Only the number is wanted: how many lines of the data contain "zástupcem"?

Extracted data entries
---

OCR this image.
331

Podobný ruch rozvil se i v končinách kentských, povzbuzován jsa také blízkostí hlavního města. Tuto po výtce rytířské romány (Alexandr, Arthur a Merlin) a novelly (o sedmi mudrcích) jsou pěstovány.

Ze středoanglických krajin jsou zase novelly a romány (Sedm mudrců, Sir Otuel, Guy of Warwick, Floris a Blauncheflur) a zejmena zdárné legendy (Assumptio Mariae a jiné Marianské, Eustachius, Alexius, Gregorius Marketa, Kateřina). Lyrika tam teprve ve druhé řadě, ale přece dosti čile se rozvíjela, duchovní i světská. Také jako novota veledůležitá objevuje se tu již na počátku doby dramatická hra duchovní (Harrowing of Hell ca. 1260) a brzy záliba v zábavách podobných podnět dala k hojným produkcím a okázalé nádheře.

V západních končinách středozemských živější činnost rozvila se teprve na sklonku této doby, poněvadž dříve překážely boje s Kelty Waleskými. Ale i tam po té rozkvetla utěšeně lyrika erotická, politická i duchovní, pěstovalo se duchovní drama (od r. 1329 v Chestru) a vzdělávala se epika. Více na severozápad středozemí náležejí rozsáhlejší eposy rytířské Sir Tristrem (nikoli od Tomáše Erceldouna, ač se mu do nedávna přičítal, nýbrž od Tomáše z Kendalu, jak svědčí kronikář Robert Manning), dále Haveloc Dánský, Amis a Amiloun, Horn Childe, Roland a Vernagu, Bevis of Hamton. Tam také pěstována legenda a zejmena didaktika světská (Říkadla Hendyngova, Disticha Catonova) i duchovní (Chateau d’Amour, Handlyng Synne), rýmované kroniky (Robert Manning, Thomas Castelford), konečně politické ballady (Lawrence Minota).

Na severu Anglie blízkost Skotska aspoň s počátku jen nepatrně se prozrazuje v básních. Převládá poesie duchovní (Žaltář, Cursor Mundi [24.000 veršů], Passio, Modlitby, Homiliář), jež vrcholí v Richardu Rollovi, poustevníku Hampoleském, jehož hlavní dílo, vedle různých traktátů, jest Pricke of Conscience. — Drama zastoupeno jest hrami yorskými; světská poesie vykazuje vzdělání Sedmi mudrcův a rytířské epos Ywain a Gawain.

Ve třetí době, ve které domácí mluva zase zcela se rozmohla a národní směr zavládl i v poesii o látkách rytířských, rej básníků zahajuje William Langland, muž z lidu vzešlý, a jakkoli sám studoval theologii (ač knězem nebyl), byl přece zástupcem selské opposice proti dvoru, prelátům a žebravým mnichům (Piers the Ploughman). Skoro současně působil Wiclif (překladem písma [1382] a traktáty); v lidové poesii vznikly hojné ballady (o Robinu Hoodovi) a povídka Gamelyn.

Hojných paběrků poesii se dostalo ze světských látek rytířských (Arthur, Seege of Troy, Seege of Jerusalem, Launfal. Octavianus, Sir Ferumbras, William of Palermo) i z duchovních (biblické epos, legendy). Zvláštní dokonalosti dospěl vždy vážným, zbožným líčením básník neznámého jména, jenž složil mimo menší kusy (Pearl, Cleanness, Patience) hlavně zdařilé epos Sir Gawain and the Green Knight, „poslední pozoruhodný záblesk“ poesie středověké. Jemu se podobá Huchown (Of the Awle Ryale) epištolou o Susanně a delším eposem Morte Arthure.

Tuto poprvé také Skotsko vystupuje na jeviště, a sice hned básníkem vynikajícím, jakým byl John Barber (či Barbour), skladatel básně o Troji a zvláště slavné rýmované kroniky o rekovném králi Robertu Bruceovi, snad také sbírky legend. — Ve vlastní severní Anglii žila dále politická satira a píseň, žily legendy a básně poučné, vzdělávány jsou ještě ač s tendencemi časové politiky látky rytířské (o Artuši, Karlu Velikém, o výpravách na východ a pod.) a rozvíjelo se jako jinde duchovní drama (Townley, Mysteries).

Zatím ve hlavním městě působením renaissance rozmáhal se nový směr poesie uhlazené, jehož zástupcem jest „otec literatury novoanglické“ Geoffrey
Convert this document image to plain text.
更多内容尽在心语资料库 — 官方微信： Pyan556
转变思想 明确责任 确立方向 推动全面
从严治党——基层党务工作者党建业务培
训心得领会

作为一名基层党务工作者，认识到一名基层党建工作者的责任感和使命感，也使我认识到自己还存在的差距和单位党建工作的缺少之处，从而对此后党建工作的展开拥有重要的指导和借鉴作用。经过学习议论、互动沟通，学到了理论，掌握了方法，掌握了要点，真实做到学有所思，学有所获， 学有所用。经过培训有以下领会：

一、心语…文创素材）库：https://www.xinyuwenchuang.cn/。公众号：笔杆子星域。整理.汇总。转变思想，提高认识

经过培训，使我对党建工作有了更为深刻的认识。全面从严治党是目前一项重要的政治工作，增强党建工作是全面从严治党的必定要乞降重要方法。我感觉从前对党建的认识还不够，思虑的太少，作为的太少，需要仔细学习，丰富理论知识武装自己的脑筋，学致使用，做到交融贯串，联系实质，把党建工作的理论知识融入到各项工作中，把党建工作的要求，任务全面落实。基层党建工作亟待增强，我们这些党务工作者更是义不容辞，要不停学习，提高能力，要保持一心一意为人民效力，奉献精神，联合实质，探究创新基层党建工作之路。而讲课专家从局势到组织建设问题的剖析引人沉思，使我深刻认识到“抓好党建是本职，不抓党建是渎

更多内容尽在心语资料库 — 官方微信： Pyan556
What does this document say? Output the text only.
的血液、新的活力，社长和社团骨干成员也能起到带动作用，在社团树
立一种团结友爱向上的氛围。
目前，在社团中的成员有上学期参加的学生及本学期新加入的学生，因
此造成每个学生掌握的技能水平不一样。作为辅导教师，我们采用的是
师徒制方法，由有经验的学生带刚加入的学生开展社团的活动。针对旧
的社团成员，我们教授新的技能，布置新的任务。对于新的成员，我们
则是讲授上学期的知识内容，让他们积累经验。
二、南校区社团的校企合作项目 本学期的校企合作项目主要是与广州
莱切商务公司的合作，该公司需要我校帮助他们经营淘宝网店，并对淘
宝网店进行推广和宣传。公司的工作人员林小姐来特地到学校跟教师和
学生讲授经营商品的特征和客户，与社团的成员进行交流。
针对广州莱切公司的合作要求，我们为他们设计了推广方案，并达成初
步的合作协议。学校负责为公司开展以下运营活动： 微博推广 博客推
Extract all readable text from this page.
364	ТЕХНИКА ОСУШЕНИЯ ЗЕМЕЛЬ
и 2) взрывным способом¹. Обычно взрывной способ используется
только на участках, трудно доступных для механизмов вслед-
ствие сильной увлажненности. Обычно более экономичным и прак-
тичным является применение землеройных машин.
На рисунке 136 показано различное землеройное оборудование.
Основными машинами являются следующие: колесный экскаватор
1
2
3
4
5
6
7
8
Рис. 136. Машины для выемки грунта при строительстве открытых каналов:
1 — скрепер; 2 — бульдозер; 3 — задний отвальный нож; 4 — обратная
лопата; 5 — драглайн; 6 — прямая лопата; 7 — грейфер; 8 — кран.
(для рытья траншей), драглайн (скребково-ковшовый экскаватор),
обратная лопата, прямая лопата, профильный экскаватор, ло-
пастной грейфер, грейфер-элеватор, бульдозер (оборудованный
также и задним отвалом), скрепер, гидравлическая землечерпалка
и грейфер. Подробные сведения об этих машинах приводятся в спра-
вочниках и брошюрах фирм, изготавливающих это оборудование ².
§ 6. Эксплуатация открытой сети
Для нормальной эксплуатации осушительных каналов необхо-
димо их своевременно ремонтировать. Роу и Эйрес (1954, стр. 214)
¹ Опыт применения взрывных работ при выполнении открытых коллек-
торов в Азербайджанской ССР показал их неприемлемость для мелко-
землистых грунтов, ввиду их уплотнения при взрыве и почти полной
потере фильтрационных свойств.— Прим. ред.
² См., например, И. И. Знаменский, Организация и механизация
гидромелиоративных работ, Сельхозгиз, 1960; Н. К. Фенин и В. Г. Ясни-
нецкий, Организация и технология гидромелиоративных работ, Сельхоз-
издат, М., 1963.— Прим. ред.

---

#### Exercise response:
2